Find every line in the records below that holds the word "mich", and copy each one.

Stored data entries
=-=-=-=-=
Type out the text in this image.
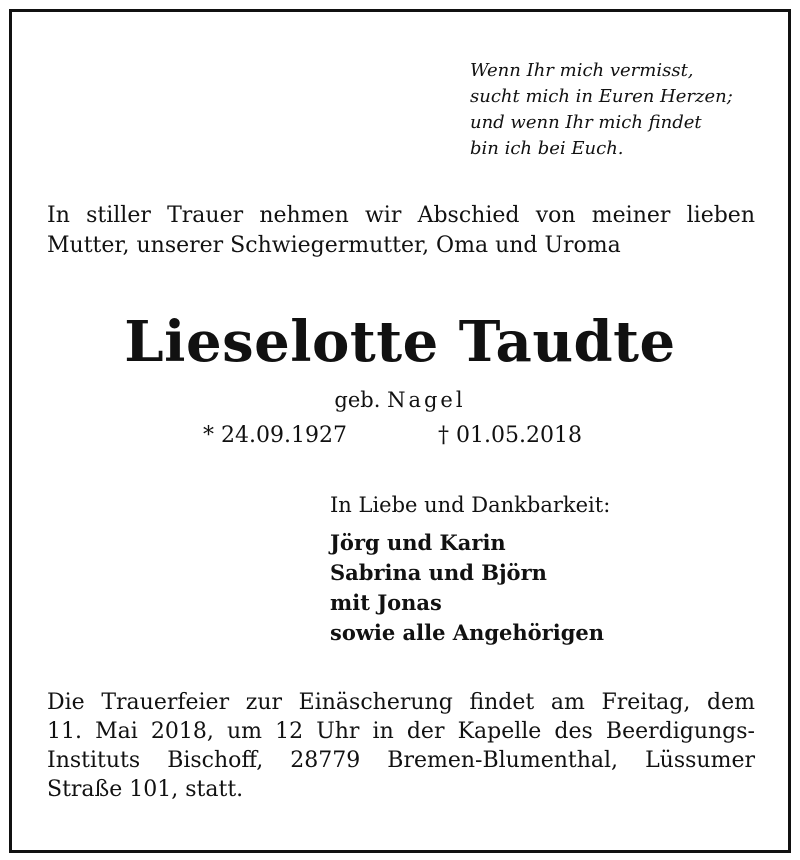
Wenn Ihr mich vermisst,
sucht mich in Euren Herzen;
und wenn Ihr mich findet
bin ich bei Euch.
In stiller Trauer nehmen wir Abschied von meiner lieben
Mutter, unserer Schwiegermutter, Oma und Uroma
Lieselotte Taudte
geb. Nagel
* 24.09.1927	† 01.05.2018
In Liebe und Dankbarkeit:
Jörg und Karin
Sabrina und Björn
mit Jonas
sowie alle Angehörigen
Die Trauerfeier zur Einäscherung findet am Freitag, dem
11. Mai 2018, um 12 Uhr in der Kapelle des Beerdigungs-
Instituts Bischoff, 28779 Bremen-Blumenthal, Lüssumer
Straße 101, statt.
=-=-=-=-=
* COMPLETE OUTPUT
Wenn Ihr mich vermisst,
sucht mich in Euren Herzen;
und wenn Ihr mich findet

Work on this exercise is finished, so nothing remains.